Return a copy of each line that holds the string "University".

### Records provided
──────────────────────────────

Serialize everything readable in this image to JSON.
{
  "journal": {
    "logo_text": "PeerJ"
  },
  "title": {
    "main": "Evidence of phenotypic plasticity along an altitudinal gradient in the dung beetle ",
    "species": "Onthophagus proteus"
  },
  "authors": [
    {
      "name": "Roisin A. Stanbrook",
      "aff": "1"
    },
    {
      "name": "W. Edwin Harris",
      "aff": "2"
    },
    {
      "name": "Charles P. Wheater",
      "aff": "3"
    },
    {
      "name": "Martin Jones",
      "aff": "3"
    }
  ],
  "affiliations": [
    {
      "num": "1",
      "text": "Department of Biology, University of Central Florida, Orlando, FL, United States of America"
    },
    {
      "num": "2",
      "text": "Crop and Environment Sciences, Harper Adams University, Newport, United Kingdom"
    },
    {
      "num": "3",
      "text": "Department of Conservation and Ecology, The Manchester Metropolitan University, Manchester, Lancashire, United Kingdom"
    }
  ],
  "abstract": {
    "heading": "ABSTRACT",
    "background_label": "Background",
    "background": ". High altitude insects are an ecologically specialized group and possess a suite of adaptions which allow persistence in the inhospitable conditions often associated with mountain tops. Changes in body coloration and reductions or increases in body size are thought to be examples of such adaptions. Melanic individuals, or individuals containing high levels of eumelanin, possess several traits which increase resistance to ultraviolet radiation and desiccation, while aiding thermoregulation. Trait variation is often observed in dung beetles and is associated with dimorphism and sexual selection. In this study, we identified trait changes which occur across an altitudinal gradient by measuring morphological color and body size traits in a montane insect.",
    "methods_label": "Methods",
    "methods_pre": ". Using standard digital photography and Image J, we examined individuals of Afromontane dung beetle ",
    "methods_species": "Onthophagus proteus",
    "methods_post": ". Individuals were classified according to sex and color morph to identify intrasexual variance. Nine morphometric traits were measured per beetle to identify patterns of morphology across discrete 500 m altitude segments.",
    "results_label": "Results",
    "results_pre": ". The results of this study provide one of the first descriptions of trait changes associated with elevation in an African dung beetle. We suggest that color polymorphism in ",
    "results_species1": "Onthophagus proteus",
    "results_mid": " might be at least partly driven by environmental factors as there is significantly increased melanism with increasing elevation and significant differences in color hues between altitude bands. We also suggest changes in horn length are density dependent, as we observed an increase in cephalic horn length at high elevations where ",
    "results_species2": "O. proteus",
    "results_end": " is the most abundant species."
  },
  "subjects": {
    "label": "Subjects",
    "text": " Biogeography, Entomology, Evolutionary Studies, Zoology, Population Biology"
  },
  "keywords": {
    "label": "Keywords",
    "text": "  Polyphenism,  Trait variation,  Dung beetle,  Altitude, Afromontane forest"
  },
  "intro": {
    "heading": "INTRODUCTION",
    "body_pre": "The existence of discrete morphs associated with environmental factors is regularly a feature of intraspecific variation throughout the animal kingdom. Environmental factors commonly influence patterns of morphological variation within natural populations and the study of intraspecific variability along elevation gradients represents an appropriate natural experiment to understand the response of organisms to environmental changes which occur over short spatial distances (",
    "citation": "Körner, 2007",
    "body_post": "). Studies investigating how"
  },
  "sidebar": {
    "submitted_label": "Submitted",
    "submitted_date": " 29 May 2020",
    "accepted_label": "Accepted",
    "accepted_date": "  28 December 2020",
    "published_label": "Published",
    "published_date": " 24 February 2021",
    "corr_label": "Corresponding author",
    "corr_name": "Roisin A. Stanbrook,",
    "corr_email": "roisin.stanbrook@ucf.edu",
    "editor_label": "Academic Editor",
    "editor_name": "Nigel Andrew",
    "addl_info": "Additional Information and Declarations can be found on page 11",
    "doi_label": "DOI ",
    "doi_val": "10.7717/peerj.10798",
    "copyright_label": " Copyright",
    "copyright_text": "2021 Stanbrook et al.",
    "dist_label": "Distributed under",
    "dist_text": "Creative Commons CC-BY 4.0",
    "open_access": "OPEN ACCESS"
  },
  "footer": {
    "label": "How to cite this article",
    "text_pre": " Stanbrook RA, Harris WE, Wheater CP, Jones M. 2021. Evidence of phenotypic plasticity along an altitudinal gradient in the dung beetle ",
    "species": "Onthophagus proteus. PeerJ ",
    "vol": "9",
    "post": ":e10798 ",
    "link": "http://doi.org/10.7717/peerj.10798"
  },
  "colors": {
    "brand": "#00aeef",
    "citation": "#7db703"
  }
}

──────────────────────────────

### Written answer
      "text": "Department of Biology, University of Central Florida, Orlando, FL, United States of America"
      "text": "Crop and Environment Sciences, Harper Adams University, Newport, United Kingdom"
      "text": "Department of Conservation and Ecology, The Manchester Metropolitan University, Manchester, Lancashire, United Kingdom"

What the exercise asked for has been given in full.